Search the entries for the word "euros" and pull out each line that has it.

● **Excerpted data**
%%
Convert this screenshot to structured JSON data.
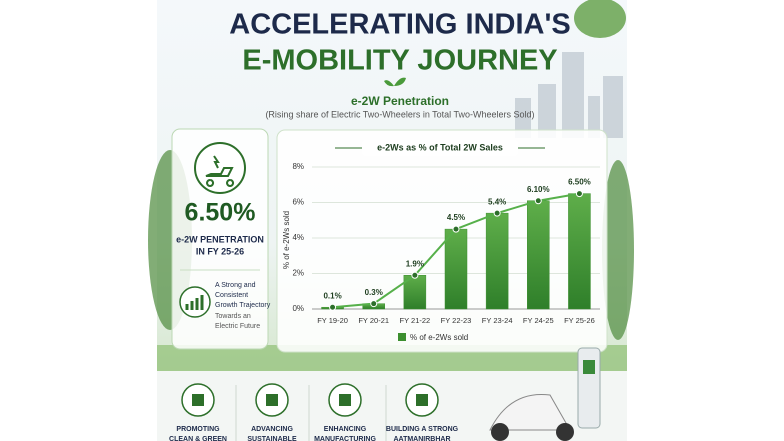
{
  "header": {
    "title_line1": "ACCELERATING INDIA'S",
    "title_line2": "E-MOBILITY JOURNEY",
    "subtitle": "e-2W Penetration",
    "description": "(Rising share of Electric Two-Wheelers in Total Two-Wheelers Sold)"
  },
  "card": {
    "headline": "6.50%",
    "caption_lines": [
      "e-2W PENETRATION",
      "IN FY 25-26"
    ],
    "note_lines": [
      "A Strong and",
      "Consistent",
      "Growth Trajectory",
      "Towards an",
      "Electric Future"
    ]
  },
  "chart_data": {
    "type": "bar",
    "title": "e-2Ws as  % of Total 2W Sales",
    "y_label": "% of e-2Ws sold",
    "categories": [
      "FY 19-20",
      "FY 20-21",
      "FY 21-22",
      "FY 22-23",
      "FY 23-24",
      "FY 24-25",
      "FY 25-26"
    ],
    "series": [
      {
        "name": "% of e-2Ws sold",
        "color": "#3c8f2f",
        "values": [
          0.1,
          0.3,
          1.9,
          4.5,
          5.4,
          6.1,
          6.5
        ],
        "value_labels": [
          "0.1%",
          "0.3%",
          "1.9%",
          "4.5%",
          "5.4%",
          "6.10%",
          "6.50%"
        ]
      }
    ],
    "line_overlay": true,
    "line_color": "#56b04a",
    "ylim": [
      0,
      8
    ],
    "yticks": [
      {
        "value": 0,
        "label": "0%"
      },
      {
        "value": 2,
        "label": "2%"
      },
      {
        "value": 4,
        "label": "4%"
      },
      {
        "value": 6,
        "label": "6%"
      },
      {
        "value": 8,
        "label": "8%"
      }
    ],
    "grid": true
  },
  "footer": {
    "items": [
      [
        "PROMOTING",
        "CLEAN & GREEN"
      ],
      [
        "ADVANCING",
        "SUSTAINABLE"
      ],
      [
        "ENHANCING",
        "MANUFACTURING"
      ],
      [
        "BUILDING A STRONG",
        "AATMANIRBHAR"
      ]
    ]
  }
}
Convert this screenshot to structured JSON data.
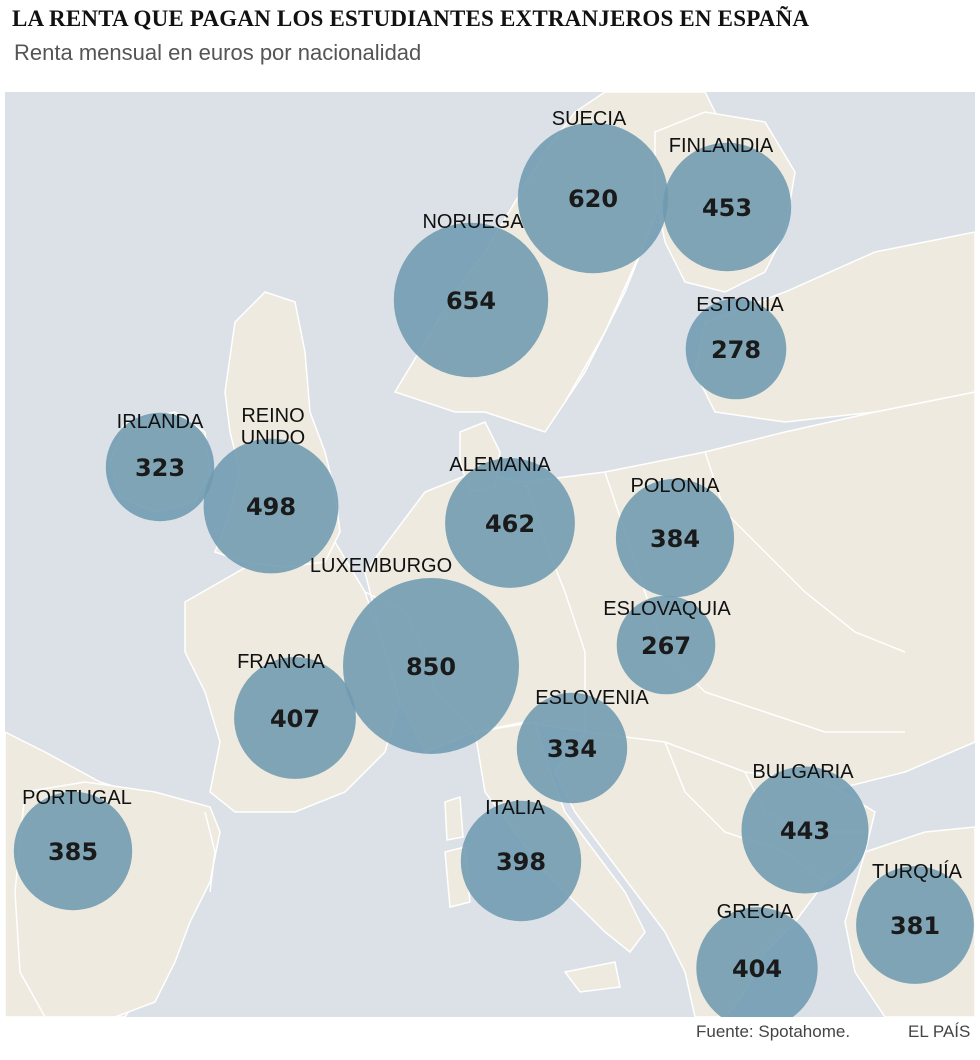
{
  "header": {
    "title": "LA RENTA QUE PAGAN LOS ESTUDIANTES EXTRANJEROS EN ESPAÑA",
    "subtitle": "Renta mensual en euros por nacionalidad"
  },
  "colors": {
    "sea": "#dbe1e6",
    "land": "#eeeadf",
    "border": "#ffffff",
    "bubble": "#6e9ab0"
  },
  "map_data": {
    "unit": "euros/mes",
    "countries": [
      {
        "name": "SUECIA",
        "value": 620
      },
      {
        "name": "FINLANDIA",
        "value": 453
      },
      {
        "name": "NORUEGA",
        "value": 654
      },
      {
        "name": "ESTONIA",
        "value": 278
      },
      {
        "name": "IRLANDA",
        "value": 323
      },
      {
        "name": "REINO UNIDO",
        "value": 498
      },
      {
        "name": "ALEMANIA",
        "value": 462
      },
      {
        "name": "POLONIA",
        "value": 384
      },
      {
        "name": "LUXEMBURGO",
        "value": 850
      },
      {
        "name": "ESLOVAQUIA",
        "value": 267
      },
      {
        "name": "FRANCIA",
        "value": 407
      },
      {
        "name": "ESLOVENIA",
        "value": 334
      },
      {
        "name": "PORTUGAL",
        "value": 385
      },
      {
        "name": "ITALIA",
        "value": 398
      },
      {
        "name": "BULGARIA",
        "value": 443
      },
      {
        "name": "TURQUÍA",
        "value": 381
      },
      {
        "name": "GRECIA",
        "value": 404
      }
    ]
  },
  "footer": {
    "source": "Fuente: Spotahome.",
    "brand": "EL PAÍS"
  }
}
%%
● **Completed task**
    "subtitle": "Renta mensual en euros por nacionalidad"
    "unit": "euros/mes",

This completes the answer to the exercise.